Given instruction: Check each line of the material below for "ἔχει", then copy the ones that contain it.

Records for this exercise:
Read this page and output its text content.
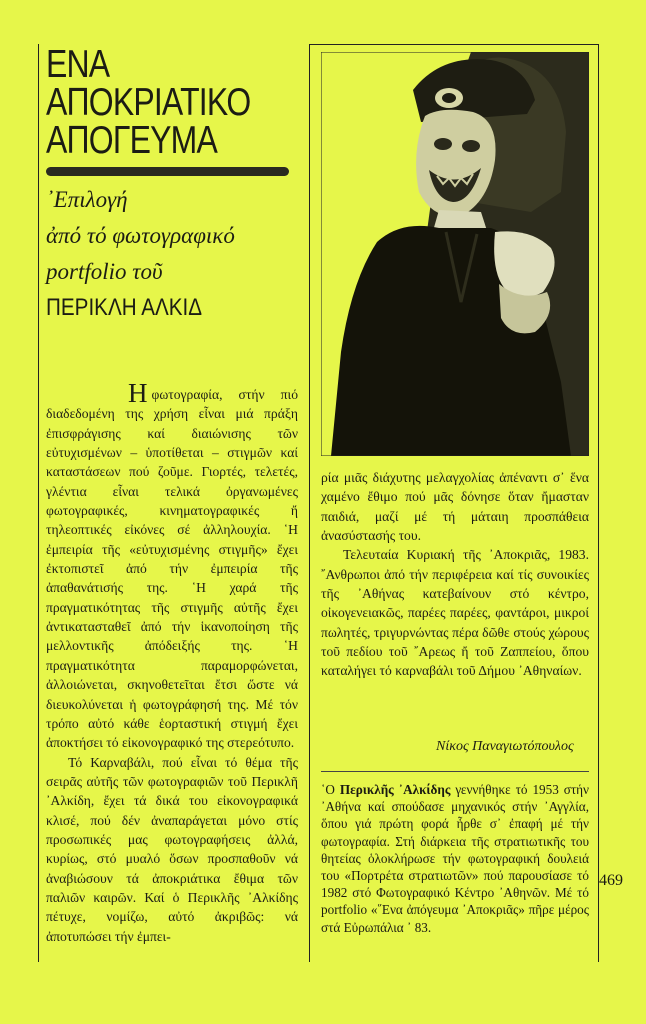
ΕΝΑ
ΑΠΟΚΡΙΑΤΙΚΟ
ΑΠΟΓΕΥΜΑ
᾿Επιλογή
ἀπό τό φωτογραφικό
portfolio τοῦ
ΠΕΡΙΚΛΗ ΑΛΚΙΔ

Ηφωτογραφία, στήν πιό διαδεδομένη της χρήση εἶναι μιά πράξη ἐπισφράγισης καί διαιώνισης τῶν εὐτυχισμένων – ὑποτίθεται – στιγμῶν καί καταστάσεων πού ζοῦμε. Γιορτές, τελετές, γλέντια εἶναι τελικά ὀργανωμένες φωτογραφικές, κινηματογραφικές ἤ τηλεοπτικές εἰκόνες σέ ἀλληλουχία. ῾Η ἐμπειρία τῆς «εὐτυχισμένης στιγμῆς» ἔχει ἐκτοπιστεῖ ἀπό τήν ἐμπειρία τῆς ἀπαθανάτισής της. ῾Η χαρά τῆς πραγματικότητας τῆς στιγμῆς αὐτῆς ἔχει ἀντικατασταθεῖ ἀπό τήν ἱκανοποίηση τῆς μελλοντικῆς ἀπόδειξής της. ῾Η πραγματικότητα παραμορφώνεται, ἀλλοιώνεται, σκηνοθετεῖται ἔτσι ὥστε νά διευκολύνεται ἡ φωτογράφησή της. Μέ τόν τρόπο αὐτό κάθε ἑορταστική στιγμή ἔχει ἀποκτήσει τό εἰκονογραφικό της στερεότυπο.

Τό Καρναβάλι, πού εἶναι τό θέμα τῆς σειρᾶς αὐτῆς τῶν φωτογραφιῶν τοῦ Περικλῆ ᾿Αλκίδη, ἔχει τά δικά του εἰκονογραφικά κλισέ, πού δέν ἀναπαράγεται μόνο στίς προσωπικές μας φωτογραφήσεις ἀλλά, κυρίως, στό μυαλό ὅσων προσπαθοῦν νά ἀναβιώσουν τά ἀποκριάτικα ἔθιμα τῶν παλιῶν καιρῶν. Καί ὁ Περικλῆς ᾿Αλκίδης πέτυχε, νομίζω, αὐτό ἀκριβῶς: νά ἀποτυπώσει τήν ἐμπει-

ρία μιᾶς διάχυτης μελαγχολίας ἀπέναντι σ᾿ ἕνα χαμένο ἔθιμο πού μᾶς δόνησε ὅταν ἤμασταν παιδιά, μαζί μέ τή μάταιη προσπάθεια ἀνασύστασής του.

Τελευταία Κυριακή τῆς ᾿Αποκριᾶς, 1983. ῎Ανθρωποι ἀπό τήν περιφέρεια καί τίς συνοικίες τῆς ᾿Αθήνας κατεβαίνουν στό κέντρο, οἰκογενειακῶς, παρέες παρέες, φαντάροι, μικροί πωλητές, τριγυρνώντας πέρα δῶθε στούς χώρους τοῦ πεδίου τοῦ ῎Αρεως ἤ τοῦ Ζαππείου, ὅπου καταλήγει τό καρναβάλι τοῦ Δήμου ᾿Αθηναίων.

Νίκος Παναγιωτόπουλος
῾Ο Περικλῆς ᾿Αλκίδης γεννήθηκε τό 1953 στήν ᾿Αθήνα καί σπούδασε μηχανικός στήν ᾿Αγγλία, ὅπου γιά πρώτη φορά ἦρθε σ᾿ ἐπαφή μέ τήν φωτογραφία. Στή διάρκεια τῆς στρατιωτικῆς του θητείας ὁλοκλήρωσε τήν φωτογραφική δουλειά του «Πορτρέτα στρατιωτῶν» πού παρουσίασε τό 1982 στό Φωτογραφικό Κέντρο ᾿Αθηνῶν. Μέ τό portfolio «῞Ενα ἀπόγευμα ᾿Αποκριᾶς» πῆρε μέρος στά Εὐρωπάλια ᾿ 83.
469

...

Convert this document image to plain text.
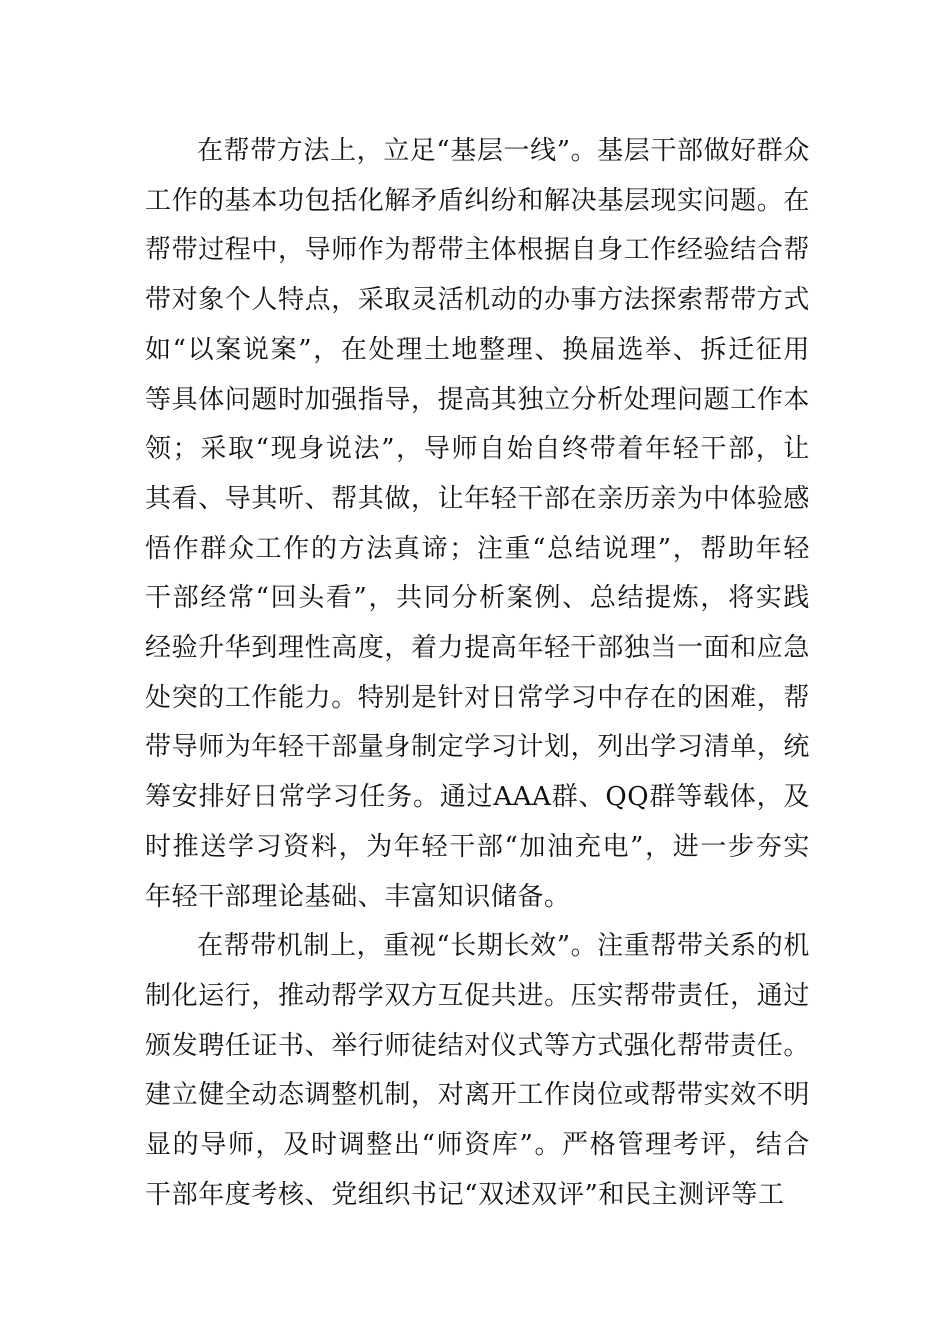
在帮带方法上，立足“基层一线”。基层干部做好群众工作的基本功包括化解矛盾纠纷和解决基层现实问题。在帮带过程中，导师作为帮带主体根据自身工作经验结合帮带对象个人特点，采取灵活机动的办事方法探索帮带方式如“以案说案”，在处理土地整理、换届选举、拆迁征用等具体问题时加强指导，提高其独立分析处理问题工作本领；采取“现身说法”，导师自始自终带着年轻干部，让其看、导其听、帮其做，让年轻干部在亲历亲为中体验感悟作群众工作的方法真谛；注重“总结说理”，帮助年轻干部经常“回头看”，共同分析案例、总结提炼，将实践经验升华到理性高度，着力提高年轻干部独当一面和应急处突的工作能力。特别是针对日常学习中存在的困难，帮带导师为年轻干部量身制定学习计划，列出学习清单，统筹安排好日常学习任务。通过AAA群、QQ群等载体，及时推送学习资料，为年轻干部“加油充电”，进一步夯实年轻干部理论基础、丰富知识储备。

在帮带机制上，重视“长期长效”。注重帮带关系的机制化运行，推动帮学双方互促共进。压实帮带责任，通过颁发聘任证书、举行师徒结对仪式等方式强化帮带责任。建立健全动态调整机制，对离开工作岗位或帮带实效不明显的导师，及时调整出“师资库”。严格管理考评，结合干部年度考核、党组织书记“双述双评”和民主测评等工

...

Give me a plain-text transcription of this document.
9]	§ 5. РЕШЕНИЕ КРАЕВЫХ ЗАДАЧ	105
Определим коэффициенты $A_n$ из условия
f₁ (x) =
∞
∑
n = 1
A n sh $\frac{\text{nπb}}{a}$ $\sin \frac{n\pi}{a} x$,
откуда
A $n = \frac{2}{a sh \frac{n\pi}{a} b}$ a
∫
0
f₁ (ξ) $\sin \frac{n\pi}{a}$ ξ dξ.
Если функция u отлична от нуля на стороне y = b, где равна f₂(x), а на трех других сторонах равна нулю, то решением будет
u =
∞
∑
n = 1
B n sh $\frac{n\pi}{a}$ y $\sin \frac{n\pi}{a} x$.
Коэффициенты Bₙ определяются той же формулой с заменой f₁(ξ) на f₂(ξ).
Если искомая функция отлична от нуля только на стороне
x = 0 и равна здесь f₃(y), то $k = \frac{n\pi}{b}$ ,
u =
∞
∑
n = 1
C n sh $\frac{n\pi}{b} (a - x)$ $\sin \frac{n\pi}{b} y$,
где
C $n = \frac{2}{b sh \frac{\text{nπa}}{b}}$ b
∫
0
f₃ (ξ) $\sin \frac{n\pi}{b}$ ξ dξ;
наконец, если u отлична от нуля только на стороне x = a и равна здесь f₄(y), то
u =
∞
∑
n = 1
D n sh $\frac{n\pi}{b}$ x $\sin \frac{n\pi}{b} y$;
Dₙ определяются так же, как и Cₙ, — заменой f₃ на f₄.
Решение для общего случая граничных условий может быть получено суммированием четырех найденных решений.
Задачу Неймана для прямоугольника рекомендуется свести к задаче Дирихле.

Answer to this exercise:
Ηφωτογραφία, στήν πιό διαδεδομένη της χρήση εἶναι μιά πράξη ἐπισφράγισης καί διαιώνισης τῶν εὐτυχισμένων – ὑποτίθεται – στιγμῶν καί καταστάσεων πού ζοῦμε. Γιορτές, τελετές, γλέντια εἶναι τελικά ὀργανωμένες φωτογραφικές, κινηματογραφικές ἤ τηλεοπτικές εἰκόνες σέ ἀλληλουχία. ῾Η ἐμπειρία τῆς «εὐτυχισμένης στιγμῆς» ἔχει ἐκτοπιστεῖ ἀπό τήν ἐμπειρία τῆς ἀπαθανάτισής της. ῾Η χαρά τῆς πραγματικότητας τῆς στιγμῆς αὐτῆς ἔχει ἀντικατασταθεῖ ἀπό τήν ἱκανοποίηση τῆς μελλοντικῆς ἀπόδειξής της. ῾Η πραγματικότητα παραμορφώνεται, ἀλλοιώνεται, σκηνοθετεῖται ἔτσι ὥστε νά διευκολύνεται ἡ φωτογράφησή της. Μέ τόν τρόπο αὐτό κάθε ἑορταστική στιγμή ἔχει ἀποκτήσει τό εἰκονογραφικό της στερεότυπο.
Τό Καρναβάλι, πού εἶναι τό θέμα τῆς σειρᾶς αὐτῆς τῶν φωτογραφιῶν τοῦ Περικλῆ ᾿Αλκίδη, ἔχει τά δικά του εἰκονογραφικά κλισέ, πού δέν ἀναπαράγεται μόνο στίς προσωπικές μας φωτογραφήσεις ἀλλά, κυρίως, στό μυαλό ὅσων προσπαθοῦν νά ἀναβιώσουν τά ἀποκριάτικα ἔθιμα τῶν παλιῶν καιρῶν. Καί ὁ Περικλῆς ᾿Αλκίδης πέτυχε, νομίζω, αὐτό ἀκριβῶς: νά ἀποτυπώσει τήν ἐμπει-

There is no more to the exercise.